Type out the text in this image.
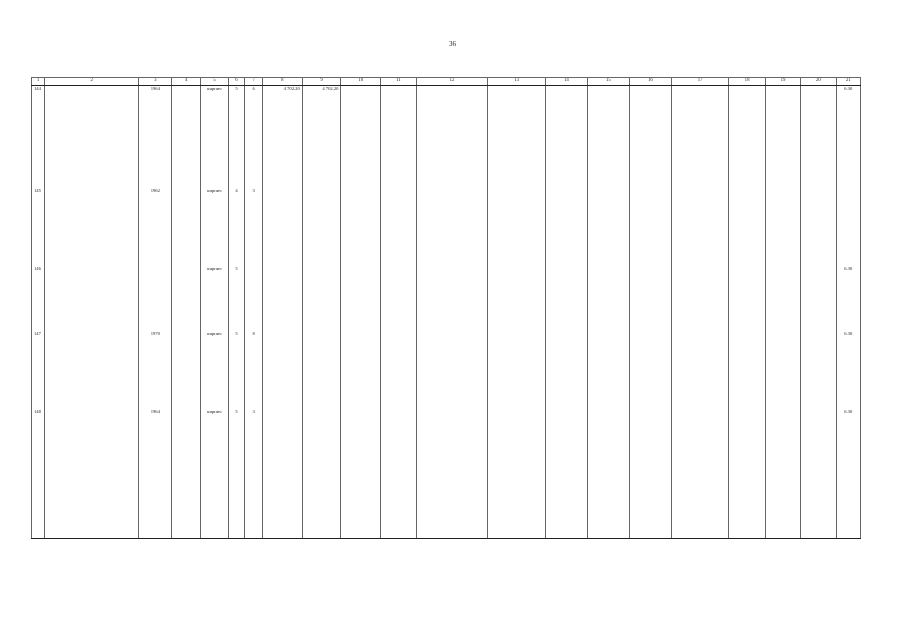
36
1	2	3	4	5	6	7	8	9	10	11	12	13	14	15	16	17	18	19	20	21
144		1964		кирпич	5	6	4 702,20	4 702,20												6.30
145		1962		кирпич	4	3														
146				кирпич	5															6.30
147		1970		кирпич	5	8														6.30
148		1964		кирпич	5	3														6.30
==
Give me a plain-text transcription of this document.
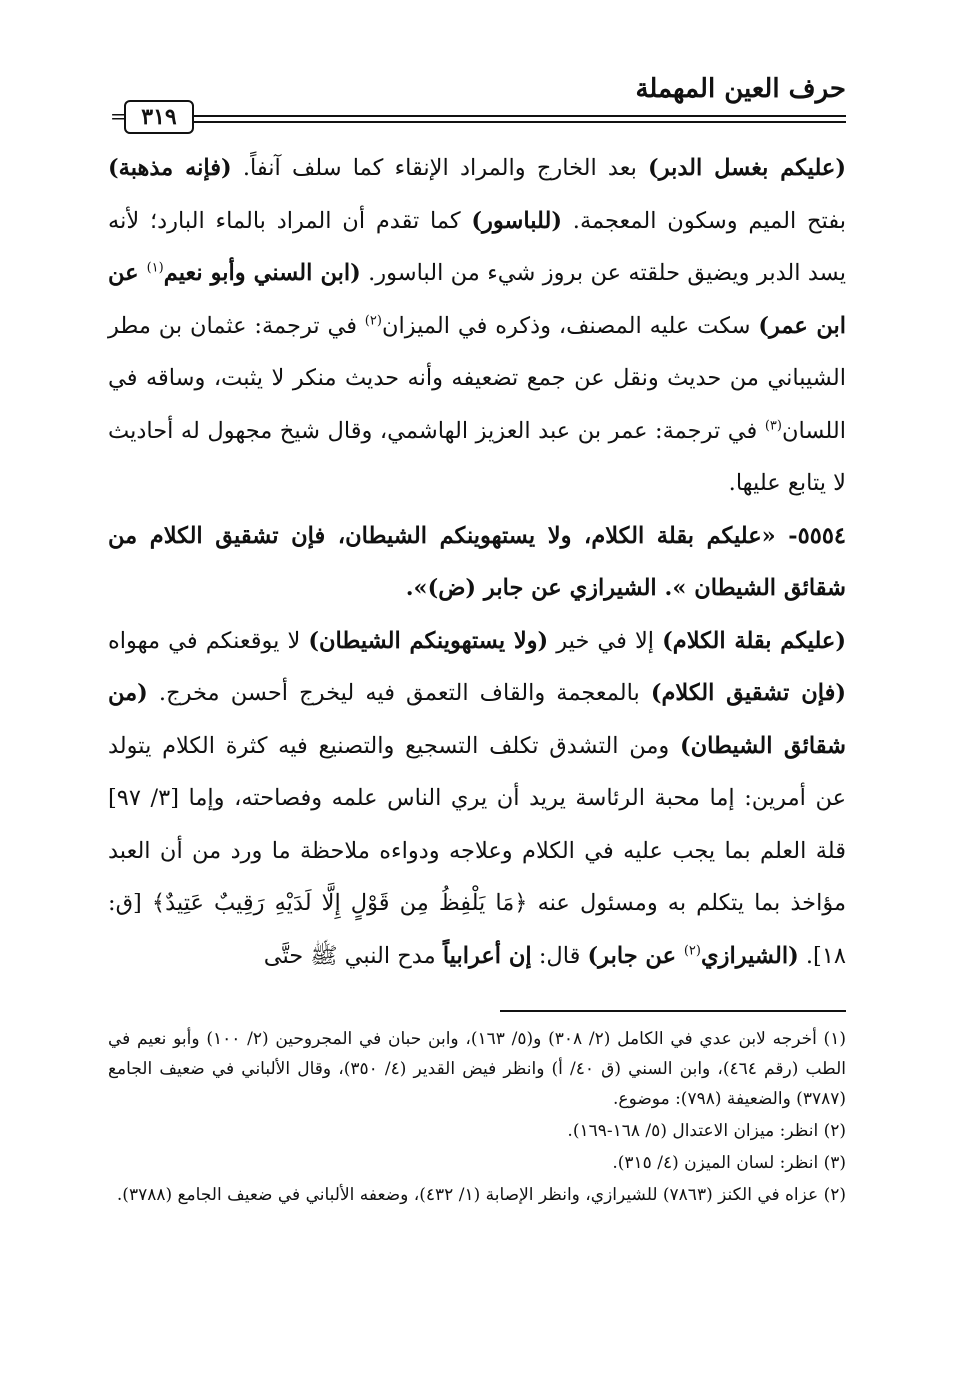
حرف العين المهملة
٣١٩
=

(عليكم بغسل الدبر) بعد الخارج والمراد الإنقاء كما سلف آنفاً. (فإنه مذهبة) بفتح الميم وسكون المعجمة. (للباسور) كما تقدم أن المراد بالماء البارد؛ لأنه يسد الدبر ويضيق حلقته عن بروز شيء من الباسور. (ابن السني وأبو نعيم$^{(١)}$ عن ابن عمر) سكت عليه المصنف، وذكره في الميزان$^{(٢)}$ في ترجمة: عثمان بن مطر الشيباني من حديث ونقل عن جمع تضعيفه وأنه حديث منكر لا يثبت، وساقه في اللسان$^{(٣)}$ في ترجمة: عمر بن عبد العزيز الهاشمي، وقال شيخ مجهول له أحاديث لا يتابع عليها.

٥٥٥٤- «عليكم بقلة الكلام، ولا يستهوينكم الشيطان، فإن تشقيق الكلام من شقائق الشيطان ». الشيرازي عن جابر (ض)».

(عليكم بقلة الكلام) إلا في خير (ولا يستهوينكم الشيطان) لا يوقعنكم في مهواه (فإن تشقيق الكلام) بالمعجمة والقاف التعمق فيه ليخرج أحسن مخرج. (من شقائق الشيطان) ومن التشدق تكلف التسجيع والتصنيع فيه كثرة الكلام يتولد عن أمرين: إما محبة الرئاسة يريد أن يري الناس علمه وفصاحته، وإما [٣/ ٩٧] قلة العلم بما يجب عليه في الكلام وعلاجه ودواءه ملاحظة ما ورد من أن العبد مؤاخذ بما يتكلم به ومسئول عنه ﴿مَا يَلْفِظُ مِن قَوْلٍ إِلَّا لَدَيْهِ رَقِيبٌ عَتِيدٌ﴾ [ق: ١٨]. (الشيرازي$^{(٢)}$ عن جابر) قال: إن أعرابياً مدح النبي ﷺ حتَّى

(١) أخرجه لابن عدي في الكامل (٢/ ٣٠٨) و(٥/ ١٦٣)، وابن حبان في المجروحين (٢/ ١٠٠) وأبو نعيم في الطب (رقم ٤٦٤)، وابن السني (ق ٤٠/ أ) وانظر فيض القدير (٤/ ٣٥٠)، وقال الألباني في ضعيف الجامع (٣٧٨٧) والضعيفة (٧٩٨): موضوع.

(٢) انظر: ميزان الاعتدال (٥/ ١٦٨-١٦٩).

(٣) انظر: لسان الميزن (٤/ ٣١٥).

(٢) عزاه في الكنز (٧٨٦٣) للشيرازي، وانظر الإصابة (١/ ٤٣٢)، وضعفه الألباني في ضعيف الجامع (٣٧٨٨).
---
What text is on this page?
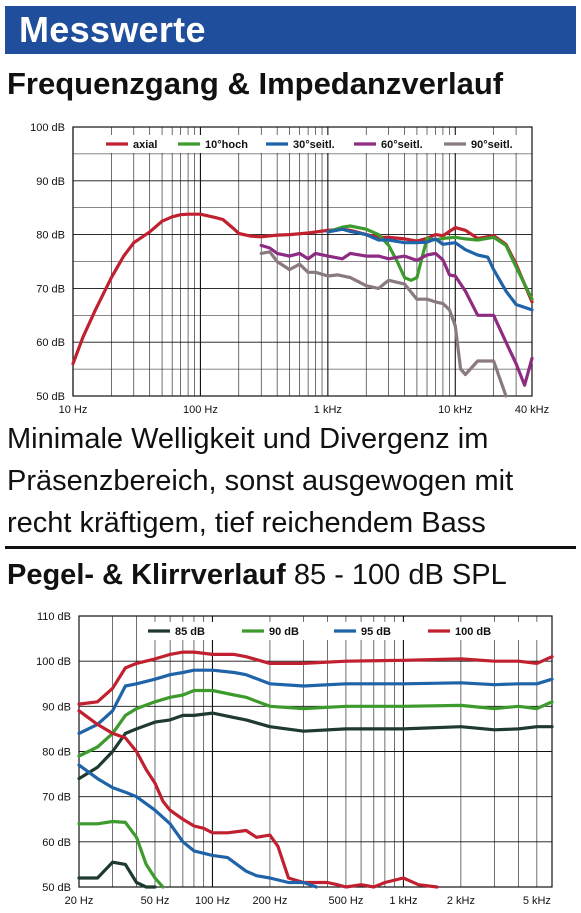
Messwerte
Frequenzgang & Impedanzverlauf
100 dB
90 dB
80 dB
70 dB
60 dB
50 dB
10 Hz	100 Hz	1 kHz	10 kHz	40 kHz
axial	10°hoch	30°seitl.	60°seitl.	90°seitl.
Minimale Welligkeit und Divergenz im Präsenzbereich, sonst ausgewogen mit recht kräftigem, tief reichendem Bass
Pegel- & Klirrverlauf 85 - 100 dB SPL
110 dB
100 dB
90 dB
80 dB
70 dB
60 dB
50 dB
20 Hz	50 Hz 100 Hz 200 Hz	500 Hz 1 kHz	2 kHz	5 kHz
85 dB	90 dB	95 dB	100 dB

Exercise task>
Check each line of the data above for the word "الشيرازي", then state how many lines have it. Give the number alone.

Solution to this exercise>
2